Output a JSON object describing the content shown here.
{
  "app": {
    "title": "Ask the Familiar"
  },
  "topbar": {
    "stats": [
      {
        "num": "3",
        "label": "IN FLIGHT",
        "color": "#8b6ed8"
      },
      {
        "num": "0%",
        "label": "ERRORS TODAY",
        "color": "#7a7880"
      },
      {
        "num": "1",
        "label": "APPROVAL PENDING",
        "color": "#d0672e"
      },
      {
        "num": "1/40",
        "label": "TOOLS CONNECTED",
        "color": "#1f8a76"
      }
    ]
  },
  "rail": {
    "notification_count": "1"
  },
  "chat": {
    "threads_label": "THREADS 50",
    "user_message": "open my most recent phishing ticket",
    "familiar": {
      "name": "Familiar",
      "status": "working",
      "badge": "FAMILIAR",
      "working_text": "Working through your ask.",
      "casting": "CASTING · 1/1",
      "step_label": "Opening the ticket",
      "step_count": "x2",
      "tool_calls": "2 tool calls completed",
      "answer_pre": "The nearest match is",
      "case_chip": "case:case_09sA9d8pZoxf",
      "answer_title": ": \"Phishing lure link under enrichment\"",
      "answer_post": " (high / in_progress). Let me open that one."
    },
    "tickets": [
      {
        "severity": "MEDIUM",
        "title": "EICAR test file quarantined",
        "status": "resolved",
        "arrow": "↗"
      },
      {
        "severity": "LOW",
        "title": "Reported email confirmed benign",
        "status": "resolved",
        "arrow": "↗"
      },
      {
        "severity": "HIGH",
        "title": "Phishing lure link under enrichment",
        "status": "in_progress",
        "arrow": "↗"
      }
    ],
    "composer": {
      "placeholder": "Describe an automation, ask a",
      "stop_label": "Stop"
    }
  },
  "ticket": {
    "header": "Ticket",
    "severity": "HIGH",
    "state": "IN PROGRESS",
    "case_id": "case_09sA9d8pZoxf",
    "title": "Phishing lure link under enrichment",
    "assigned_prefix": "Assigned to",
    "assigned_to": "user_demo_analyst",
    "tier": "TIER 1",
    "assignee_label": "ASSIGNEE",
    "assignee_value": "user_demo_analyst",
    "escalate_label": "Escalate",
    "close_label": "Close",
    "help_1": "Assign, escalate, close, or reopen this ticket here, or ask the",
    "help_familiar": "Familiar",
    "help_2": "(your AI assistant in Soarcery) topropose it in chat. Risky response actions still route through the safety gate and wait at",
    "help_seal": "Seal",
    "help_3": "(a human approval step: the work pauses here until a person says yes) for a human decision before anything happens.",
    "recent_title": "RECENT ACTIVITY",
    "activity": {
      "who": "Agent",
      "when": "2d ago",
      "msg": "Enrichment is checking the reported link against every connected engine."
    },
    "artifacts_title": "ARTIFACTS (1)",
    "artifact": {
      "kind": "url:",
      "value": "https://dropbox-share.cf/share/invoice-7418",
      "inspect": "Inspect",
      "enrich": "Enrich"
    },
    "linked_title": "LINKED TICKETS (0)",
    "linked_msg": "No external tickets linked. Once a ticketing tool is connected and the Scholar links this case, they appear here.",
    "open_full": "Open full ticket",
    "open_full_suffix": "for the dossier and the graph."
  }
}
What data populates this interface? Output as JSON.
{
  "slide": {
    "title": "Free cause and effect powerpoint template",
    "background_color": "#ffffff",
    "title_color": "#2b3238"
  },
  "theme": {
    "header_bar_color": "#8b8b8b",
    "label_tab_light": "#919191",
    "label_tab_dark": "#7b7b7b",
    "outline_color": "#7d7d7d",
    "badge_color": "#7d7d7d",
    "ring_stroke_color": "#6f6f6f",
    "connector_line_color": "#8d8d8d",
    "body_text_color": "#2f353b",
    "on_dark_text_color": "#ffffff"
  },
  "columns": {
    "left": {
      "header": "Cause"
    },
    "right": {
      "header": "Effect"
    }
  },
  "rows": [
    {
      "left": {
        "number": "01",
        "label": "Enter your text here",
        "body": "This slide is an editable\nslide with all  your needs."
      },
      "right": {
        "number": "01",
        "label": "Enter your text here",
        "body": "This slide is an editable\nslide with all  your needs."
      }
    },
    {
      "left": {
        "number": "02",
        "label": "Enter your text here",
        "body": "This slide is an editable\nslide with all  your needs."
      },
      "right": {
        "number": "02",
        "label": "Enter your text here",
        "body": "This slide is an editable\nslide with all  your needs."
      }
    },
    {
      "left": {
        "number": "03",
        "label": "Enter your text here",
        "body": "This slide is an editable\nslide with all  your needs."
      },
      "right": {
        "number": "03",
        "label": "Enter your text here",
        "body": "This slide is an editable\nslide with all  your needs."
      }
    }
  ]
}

## JOB:
The records above should all be quoted exactly, please.

## FULL OUTPUT:
Output a JSON object describing the content shown here.
{
  "app": {
    "title": "Ask the Familiar"
  },
  "topbar": {
    "stats": [
      {
        "num": "3",
        "label": "IN FLIGHT",
        "color": "#8b6ed8"
      },
      {
        "num": "0%",
        "label": "ERRORS TODAY",
        "color": "#7a7880"
      },
      {
        "num": "1",
        "label": "APPROVAL PENDING",
        "color": "#d0672e"
      },
      {
        "num": "1/40",
        "label": "TOOLS CONNECTED",
        "color": "#1f8a76"
      }
    ]
  },
  "rail": {
    "notification_count": "1"
  },
  "chat": {
    "threads_label": "THREADS 50",
    "user_message": "open my most recent phishing ticket",
    "familiar": {
      "name": "Familiar",
      "status": "working",
      "badge": "FAMILIAR",
      "working_text": "Working through your ask.",
      "casting": "CASTING · 1/1",
      "step_label": "Opening the ticket",
      "step_count": "x2",
      "tool_calls": "2 tool calls completed",
      "answer_pre": "The nearest match is",
      "case_chip": "case:case_09sA9d8pZoxf",
      "answer_title": ": \"Phishing lure link under enrichment\"",
      "answer_post": " (high / in_progress). Let me open that one."
    },
    "tickets": [
      {
        "severity": "MEDIUM",
        "title": "EICAR test file quarantined",
        "status": "resolved",
        "arrow": "↗"
      },
      {
        "severity": "LOW",
        "title": "Reported email confirmed benign",
        "status": "resolved",
        "arrow": "↗"
      },
      {
        "severity": "HIGH",
        "title": "Phishing lure link under enrichment",
        "status": "in_progress",
        "arrow": "↗"
      }
    ],
    "composer": {
      "placeholder": "Describe an automation, ask a",
      "stop_label": "Stop"
    }
  },
  "ticket": {
    "header": "Ticket",
    "severity": "HIGH",
    "state": "IN PROGRESS",
    "case_id": "case_09sA9d8pZoxf",
    "title": "Phishing lure link under enrichment",
    "assigned_prefix": "Assigned to",
    "assigned_to": "user_demo_analyst",
    "tier": "TIER 1",
    "assignee_label": "ASSIGNEE",
    "assignee_value": "user_demo_analyst",
    "escalate_label": "Escalate",
    "close_label": "Close",
    "help_1": "Assign, escalate, close, or reopen this ticket here, or ask the",
    "help_familiar": "Familiar",
    "help_2": "(your AI assistant in Soarcery) topropose it in chat. Risky response actions still route through the safety gate and wait at",
    "help_seal": "Seal",
    "help_3": "(a human approval step: the work pauses here until a person says yes) for a human decision before anything happens.",
    "recent_title": "RECENT ACTIVITY",
    "activity": {
      "who": "Agent",
      "when": "2d ago",
      "msg": "Enrichment is checking the reported link against every connected engine."
    },
    "artifacts_title": "ARTIFACTS (1)",
    "artifact": {
      "kind": "url:",
      "value": "https://dropbox-share.cf/share/invoice-7418",
      "inspect": "Inspect",
      "enrich": "Enrich"
    },
    "linked_title": "LINKED TICKETS (0)",
    "linked_msg": "No external tickets linked. Once a ticketing tool is connected and the Scholar links this case, they appear here.",
    "open_full": "Open full ticket",
    "open_full_suffix": "for the dossier and the graph."
  }
}
What data populates this interface? Output as JSON.
{
  "slide": {
    "title": "Free cause and effect powerpoint template",
    "background_color": "#ffffff",
    "title_color": "#2b3238"
  },
  "theme": {
    "header_bar_color": "#8b8b8b",
    "label_tab_light": "#919191",
    "label_tab_dark": "#7b7b7b",
    "outline_color": "#7d7d7d",
    "badge_color": "#7d7d7d",
    "ring_stroke_color": "#6f6f6f",
    "connector_line_color": "#8d8d8d",
    "body_text_color": "#2f353b",
    "on_dark_text_color": "#ffffff"
  },
  "columns": {
    "left": {
      "header": "Cause"
    },
    "right": {
      "header": "Effect"
    }
  },
  "rows": [
    {
      "left": {
        "number": "01",
        "label": "Enter your text here",
        "body": "This slide is an editable\nslide with all  your needs."
      },
      "right": {
        "number": "01",
        "label": "Enter your text here",
        "body": "This slide is an editable\nslide with all  your needs."
      }
    },
    {
      "left": {
        "number": "02",
        "label": "Enter your text here",
        "body": "This slide is an editable\nslide with all  your needs."
      },
      "right": {
        "number": "02",
        "label": "Enter your text here",
        "body": "This slide is an editable\nslide with all  your needs."
      }
    },
    {
      "left": {
        "number": "03",
        "label": "Enter your text here",
        "body": "This slide is an editable\nslide with all  your needs."
      },
      "right": {
        "number": "03",
        "label": "Enter your text here",
        "body": "This slide is an editable\nslide with all  your needs."
      }
    }
  ]
}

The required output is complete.